Below is a listing; reproduce each line of it exactly.

-=-=-

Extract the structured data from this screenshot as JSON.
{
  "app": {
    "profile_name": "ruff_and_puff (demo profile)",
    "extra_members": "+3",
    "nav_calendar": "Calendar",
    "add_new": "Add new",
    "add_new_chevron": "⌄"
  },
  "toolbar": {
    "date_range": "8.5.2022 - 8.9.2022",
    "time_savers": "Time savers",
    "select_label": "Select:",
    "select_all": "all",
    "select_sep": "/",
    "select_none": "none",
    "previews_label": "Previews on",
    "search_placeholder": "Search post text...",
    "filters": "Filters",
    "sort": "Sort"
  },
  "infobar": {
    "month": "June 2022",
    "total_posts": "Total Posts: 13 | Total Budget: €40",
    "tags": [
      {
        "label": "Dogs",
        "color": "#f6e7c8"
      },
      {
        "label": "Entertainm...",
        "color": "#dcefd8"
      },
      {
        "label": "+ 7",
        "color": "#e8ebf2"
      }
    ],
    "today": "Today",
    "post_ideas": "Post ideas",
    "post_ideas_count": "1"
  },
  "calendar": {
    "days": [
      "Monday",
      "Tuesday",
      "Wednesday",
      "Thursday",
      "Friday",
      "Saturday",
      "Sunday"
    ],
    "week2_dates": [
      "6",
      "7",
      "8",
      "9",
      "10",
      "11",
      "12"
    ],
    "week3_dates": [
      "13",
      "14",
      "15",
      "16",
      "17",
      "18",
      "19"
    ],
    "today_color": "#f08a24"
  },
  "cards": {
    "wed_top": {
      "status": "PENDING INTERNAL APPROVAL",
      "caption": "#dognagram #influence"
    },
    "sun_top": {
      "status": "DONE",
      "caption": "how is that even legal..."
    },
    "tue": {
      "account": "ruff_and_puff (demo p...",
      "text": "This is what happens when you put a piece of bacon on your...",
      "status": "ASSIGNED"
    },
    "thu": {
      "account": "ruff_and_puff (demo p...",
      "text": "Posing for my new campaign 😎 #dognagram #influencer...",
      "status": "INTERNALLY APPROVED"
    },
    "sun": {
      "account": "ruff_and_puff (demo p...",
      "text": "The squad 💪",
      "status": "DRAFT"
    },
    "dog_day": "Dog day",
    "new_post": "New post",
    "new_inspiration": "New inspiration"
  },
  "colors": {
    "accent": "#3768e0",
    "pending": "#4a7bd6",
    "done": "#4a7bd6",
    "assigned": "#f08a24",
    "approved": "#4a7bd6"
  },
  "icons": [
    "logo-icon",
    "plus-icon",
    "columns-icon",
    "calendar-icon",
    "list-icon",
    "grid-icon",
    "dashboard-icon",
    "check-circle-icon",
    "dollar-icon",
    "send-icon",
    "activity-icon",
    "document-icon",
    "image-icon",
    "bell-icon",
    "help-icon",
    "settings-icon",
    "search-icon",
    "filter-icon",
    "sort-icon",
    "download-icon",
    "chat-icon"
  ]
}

-=-=-

Written solution:
Extract the structured data from this screenshot as JSON.
{
  "app": {
    "profile_name": "ruff_and_puff (demo profile)",
    "extra_members": "+3",
    "nav_calendar": "Calendar",
    "add_new": "Add new",
    "add_new_chevron": "⌄"
  },
  "toolbar": {
    "date_range": "8.5.2022 - 8.9.2022",
    "time_savers": "Time savers",
    "select_label": "Select:",
    "select_all": "all",
    "select_sep": "/",
    "select_none": "none",
    "previews_label": "Previews on",
    "search_placeholder": "Search post text...",
    "filters": "Filters",
    "sort": "Sort"
  },
  "infobar": {
    "month": "June 2022",
    "total_posts": "Total Posts: 13 | Total Budget: €40",
    "tags": [
      {
        "label": "Dogs",
        "color": "#f6e7c8"
      },
      {
        "label": "Entertainm...",
        "color": "#dcefd8"
      },
      {
        "label": "+ 7",
        "color": "#e8ebf2"
      }
    ],
    "today": "Today",
    "post_ideas": "Post ideas",
    "post_ideas_count": "1"
  },
  "calendar": {
    "days": [
      "Monday",
      "Tuesday",
      "Wednesday",
      "Thursday",
      "Friday",
      "Saturday",
      "Sunday"
    ],
    "week2_dates": [
      "6",
      "7",
      "8",
      "9",
      "10",
      "11",
      "12"
    ],
    "week3_dates": [
      "13",
      "14",
      "15",
      "16",
      "17",
      "18",
      "19"
    ],
    "today_color": "#f08a24"
  },
  "cards": {
    "wed_top": {
      "status": "PENDING INTERNAL APPROVAL",
      "caption": "#dognagram #influence"
    },
    "sun_top": {
      "status": "DONE",
      "caption": "how is that even legal..."
    },
    "tue": {
      "account": "ruff_and_puff (demo p...",
      "text": "This is what happens when you put a piece of bacon on your...",
      "status": "ASSIGNED"
    },
    "thu": {
      "account": "ruff_and_puff (demo p...",
      "text": "Posing for my new campaign 😎 #dognagram #influencer...",
      "status": "INTERNALLY APPROVED"
    },
    "sun": {
      "account": "ruff_and_puff (demo p...",
      "text": "The squad 💪",
      "status": "DRAFT"
    },
    "dog_day": "Dog day",
    "new_post": "New post",
    "new_inspiration": "New inspiration"
  },
  "colors": {
    "accent": "#3768e0",
    "pending": "#4a7bd6",
    "done": "#4a7bd6",
    "assigned": "#f08a24",
    "approved": "#4a7bd6"
  },
  "icons": [
    "logo-icon",
    "plus-icon",
    "columns-icon",
    "calendar-icon",
    "list-icon",
    "grid-icon",
    "dashboard-icon",
    "check-circle-icon",
    "dollar-icon",
    "send-icon",
    "activity-icon",
    "document-icon",
    "image-icon",
    "bell-icon",
    "help-icon",
    "settings-icon",
    "search-icon",
    "filter-icon",
    "sort-icon",
    "download-icon",
    "chat-icon"
  ]
}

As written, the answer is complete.